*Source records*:
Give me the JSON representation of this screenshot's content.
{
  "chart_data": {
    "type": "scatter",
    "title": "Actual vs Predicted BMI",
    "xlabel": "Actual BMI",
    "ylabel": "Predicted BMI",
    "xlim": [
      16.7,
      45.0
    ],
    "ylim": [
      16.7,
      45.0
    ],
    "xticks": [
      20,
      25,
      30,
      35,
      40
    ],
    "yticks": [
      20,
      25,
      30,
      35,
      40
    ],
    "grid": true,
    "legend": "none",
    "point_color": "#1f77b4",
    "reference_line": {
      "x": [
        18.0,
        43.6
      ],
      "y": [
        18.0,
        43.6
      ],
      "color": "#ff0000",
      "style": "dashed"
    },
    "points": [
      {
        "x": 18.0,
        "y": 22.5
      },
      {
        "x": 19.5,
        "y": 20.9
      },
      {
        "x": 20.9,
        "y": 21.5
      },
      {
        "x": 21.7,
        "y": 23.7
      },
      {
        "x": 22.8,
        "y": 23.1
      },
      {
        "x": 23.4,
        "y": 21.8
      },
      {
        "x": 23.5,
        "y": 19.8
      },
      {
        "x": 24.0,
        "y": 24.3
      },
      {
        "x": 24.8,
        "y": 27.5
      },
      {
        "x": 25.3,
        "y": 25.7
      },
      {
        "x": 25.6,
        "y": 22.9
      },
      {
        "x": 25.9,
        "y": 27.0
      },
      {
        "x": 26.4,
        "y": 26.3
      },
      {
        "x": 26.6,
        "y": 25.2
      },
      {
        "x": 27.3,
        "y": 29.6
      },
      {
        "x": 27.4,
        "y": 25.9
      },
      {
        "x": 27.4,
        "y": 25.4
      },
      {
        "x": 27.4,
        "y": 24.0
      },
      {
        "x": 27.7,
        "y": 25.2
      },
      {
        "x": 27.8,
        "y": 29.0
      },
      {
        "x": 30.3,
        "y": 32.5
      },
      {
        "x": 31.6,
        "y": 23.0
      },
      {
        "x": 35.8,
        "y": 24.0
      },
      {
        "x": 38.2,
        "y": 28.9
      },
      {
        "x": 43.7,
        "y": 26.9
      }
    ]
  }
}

*What is being asked*: Above are the records; copy all of them exactly.

*Expected answer*:
Give me the JSON representation of this screenshot's content.
{
  "chart_data": {
    "type": "scatter",
    "title": "Actual vs Predicted BMI",
    "xlabel": "Actual BMI",
    "ylabel": "Predicted BMI",
    "xlim": [
      16.7,
      45.0
    ],
    "ylim": [
      16.7,
      45.0
    ],
    "xticks": [
      20,
      25,
      30,
      35,
      40
    ],
    "yticks": [
      20,
      25,
      30,
      35,
      40
    ],
    "grid": true,
    "legend": "none",
    "point_color": "#1f77b4",
    "reference_line": {
      "x": [
        18.0,
        43.6
      ],
      "y": [
        18.0,
        43.6
      ],
      "color": "#ff0000",
      "style": "dashed"
    },
    "points": [
      {
        "x": 18.0,
        "y": 22.5
      },
      {
        "x": 19.5,
        "y": 20.9
      },
      {
        "x": 20.9,
        "y": 21.5
      },
      {
        "x": 21.7,
        "y": 23.7
      },
      {
        "x": 22.8,
        "y": 23.1
      },
      {
        "x": 23.4,
        "y": 21.8
      },
      {
        "x": 23.5,
        "y": 19.8
      },
      {
        "x": 24.0,
        "y": 24.3
      },
      {
        "x": 24.8,
        "y": 27.5
      },
      {
        "x": 25.3,
        "y": 25.7
      },
      {
        "x": 25.6,
        "y": 22.9
      },
      {
        "x": 25.9,
        "y": 27.0
      },
      {
        "x": 26.4,
        "y": 26.3
      },
      {
        "x": 26.6,
        "y": 25.2
      },
      {
        "x": 27.3,
        "y": 29.6
      },
      {
        "x": 27.4,
        "y": 25.9
      },
      {
        "x": 27.4,
        "y": 25.4
      },
      {
        "x": 27.4,
        "y": 24.0
      },
      {
        "x": 27.7,
        "y": 25.2
      },
      {
        "x": 27.8,
        "y": 29.0
      },
      {
        "x": 30.3,
        "y": 32.5
      },
      {
        "x": 31.6,
        "y": 23.0
      },
      {
        "x": 35.8,
        "y": 24.0
      },
      {
        "x": 38.2,
        "y": 28.9
      },
      {
        "x": 43.7,
        "y": 26.9
      }
    ]
  }
}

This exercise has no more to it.